▸ Short exercise
Look over the lines below. Report each one that includes the string "leggermente".

----

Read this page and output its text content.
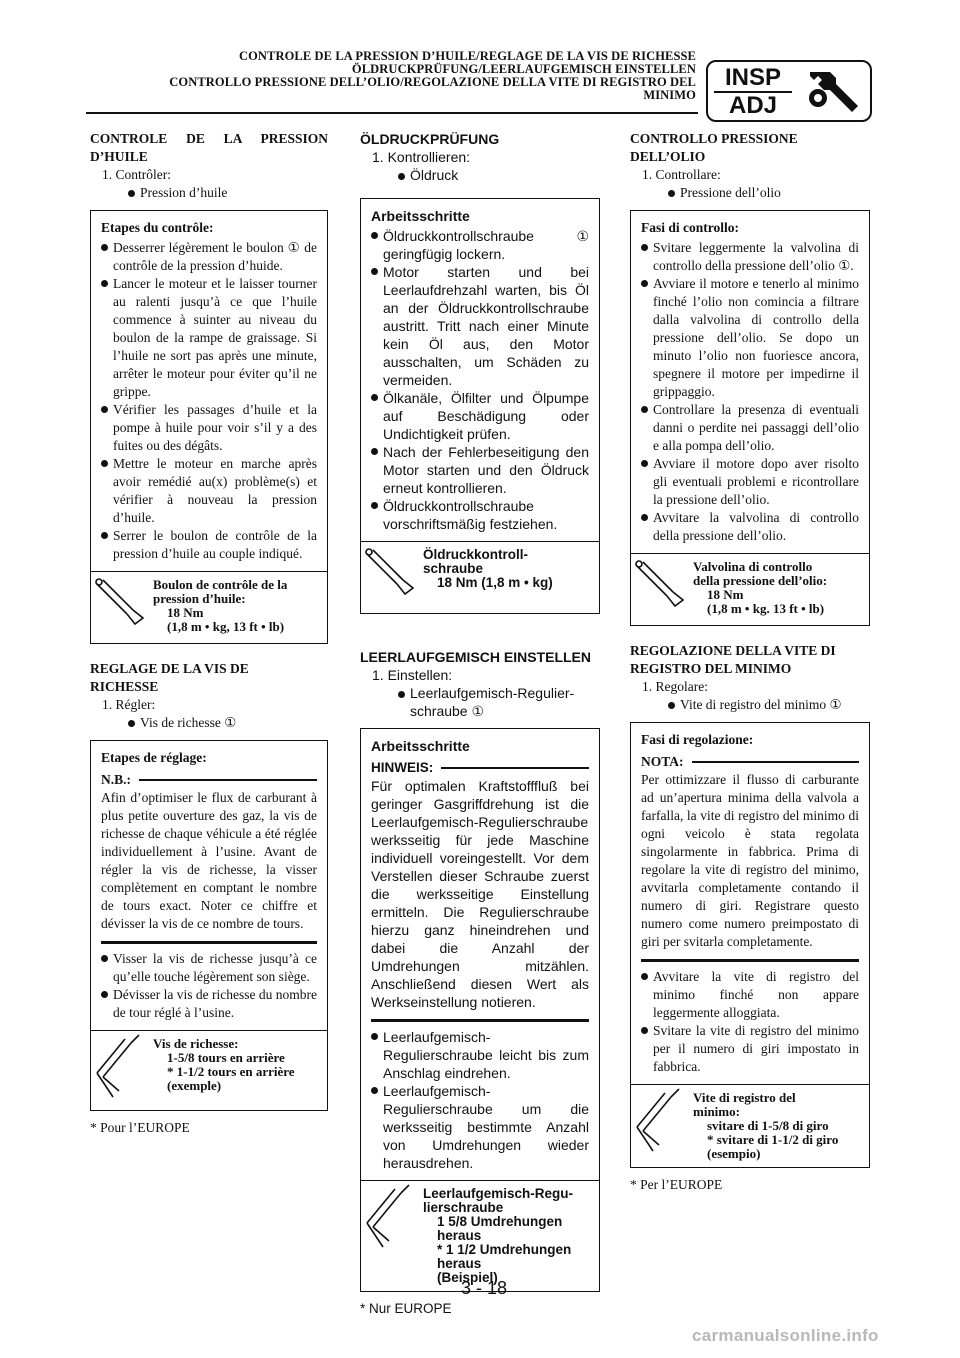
CONTROLE DE LA PRESSION D’HUILE/REGLAGE DE LA VIS DE RICHESSE
ÖLDRUCKPRÜFUNG/LEERLAUFGEMISCH EINSTELLEN
CONTROLLO PRESSIONE DELL’OLIO/REGOLAZIONE DELLA VITE DI REGISTRO DEL
MINIMO
INSP
ADJ
CONTROLE DE LA PRESSION
D’HUILE
1. Contrôler:
Pression d’huile
Etapes du contrôle:
Desserrer légèrement le boulon ① de contrôle de la pression d’huide.
Lancer le moteur et le laisser tourner au ralenti jusqu’à ce que l’huile commence à suinter au niveau du boulon de la rampe de graissage. Si l’huile ne sort pas après une minute, arrêter le moteur pour éviter qu’il ne grippe.
Vérifier les passages d’huile et la pompe à huile pour voir s’il y a des fuites ou des dégâts.
Mettre le moteur en marche après avoir remédié au(x) problème(s) et vérifier à nouveau la pression d’huile.
Serrer le boulon de contrôle de la pression d’huile au couple indiqué.
Boulon de contrôle de la
pression d’huile:
18 Nm
(1,8 m • kg, 13 ft • lb)
REGLAGE DE LA VIS DE
RICHESSE
1. Régler:
Vis de richesse ①
Etapes de réglage:
N.B.:
Afin d’optimiser le flux de carburant à plus petite ouverture des gaz, la vis de richesse de chaque véhicule a été réglée individuellement à l’usine. Avant de régler la vis de richesse, la visser complètement en comptant le nombre de tours exact. Noter ce chiffre et dévisser la vis de ce nombre de tours.
Visser la vis de richesse jusqu’à ce qu’elle touche légèrement son siège.
Dévisser la vis de richesse du nombre de tour réglé à l’usine.
Vis de richesse:
1-5/8 tours en arrière
* 1-1/2 tours en arrière
(exemple)
* Pour l’EUROPE
ÖLDRUCKPRÜFUNG
1. Kontrollieren:
Öldruck
Arbeitsschritte
Öldruckkontrollschraube ① geringfügig lockern.
Motor starten und bei Leerlaufdrehzahl warten, bis Öl an der Öldruckkontrollschraube austritt. Tritt nach einer Minute kein Öl aus, den Motor ausschalten, um Schäden zu vermeiden.
Ölkanäle, Ölfilter und Ölpumpe auf Beschädigung oder Undichtigkeit prüfen.
Nach der Fehlerbeseitigung den Motor starten und den Öldruck erneut kontrollieren.
Öldruckkontrollschraube vorschriftsmäßig festziehen.
Öldruckkontroll-
schraube
18 Nm (1,8 m • kg)
LEERLAUFGEMISCH EINSTELLEN
1. Einstellen:
Leerlaufgemisch-Regulier-
schraube ①
Arbeitsschritte
HINWEIS:
Für optimalen Kraftstofffluß bei geringer Gasgriffdrehung ist die Leerlaufgemisch-Regulierschraube werksseitig für jede Maschine individuell voreingestellt. Vor dem Verstellen dieser Schraube zuerst die werksseitige Einstellung ermitteln. Die Regulierschraube hierzu ganz hineindrehen und dabei die Anzahl der Umdrehungen mitzählen. Anschließend diesen Wert als Werkseinstellung notieren.
Leerlaufgemisch-Regulierschraube leicht bis zum Anschlag eindrehen.
Leerlaufgemisch-Regulierschraube um die werksseitig bestimmte Anzahl von Umdrehungen wieder herausdrehen.
Leerlaufgemisch-Regu-
lierschraube
1 5/8 Umdrehungen
heraus
* 1 1/2 Umdrehungen
heraus
(Beispiel)
* Nur EUROPE
CONTROLLO PRESSIONE
DELL’OLIO
1. Controllare:
Pressione dell’olio
Fasi di controllo:
Svitare leggermente la valvolina di controllo della pressione dell’olio ①.
Avviare il motore e tenerlo al minimo finché l’olio non comincia a filtrare dalla valvolina di controllo della pressione dell’olio. Se dopo un minuto l’olio non fuoriesce ancora, spegnere il motore per impedirne il grippaggio.
Controllare la presenza di eventuali danni o perdite nei passaggi dell’olio e alla pompa dell’olio.
Avviare il motore dopo aver risolto gli eventuali problemi e ricontrollare la pressione dell’olio.
Avvitare la valvolina di controllo della pressione dell’olio.
Valvolina di controllo
della pressione dell’olio:
18 Nm
(1,8 m • kg. 13 ft • lb)
REGOLAZIONE DELLA VITE DI
REGISTRO DEL MINIMO
1. Regolare:
Vite di registro del minimo ①
Fasi di regolazione:
NOTA:
Per ottimizzare il flusso di carburante ad un’apertura minima della valvola a farfalla, la vite di registro del minimo di ogni veicolo è stata regolata singolarmente in fabbrica. Prima di regolare la vite di registro del minimo, avvitarla completamente contando il numero di giri. Registrare questo numero come numero preimpostato di giri per svitarla completamente.
Avvitare la vite di registro del minimo finché non appare leggermente alloggiata.
Svitare la vite di registro del minimo per il numero di giri impostato in fabbrica.
Vite di registro del
minimo:
svitare di 1-5/8 di giro
* svitare di 1-1/2 di giro
(esempio)
* Per l’EUROPE
3 - 18
carmanualsonline.info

----

▸ Correct result
Svitare leggermente la valvolina di controllo della pressione dell’olio ①.
Avvitare la vite di registro del minimo finché non appare leggermente alloggiata.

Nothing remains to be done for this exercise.